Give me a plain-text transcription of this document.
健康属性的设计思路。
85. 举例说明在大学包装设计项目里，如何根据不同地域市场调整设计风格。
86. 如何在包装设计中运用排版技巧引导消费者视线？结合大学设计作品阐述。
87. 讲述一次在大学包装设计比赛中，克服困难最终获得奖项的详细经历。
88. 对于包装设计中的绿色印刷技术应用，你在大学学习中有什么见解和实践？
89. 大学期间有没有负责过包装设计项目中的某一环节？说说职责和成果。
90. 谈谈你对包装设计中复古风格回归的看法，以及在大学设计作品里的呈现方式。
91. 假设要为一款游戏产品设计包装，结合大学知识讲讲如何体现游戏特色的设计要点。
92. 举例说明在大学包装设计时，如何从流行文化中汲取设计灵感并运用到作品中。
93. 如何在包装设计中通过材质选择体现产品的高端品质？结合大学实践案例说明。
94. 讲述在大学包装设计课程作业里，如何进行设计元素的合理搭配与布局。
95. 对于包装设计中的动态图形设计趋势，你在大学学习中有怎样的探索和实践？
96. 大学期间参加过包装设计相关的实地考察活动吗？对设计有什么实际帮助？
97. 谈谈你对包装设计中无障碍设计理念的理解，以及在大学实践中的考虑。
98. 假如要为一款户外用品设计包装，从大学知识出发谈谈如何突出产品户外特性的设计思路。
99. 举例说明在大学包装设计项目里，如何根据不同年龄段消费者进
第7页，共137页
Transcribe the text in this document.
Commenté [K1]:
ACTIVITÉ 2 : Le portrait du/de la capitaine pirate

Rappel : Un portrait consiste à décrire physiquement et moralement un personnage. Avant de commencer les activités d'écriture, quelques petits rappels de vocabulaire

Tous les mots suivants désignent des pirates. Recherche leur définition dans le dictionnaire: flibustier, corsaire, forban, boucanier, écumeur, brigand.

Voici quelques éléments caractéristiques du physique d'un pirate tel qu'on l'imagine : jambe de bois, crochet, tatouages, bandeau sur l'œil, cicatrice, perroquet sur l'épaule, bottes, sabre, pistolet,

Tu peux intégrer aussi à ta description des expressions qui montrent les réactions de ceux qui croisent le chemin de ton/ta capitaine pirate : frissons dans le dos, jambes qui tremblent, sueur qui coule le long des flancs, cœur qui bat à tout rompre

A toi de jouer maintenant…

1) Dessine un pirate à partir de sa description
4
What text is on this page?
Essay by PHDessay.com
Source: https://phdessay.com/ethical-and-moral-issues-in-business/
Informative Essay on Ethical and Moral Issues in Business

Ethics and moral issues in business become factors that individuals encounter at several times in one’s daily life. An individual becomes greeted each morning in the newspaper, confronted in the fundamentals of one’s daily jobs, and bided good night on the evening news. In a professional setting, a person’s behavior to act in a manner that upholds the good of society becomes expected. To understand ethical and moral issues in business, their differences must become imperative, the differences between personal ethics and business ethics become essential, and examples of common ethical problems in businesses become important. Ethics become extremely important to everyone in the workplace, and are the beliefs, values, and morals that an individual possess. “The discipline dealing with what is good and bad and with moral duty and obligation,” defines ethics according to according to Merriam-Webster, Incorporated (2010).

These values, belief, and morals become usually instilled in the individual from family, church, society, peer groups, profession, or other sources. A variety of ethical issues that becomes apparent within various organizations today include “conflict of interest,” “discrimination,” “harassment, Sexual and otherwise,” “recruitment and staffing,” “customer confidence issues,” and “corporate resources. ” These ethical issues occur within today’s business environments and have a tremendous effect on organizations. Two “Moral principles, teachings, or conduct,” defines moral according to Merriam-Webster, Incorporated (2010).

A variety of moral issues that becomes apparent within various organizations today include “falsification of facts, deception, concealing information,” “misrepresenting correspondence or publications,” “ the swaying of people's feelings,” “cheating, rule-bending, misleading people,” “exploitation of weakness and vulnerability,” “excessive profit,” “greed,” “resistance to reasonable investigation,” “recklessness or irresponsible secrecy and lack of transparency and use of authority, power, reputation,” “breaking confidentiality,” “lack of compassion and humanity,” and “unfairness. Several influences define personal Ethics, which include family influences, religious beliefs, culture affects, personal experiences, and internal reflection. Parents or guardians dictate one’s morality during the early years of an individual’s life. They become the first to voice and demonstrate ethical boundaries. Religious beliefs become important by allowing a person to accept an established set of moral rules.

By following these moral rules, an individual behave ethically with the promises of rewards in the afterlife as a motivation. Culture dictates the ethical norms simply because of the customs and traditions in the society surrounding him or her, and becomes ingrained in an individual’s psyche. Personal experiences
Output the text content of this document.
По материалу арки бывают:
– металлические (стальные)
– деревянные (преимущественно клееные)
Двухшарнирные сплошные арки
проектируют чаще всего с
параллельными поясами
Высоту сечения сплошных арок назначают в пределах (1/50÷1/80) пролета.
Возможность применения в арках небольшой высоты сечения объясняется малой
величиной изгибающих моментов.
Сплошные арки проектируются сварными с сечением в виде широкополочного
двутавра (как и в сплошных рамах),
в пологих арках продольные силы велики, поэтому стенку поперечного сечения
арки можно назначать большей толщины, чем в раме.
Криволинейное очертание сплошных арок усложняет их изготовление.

What is needed ▸ From the entries above, collect every line with the string "document" in it.

Solution ▸
Give me a plain-text transcription of this document.
Transcribe the text in this document.
Output the text content of this document.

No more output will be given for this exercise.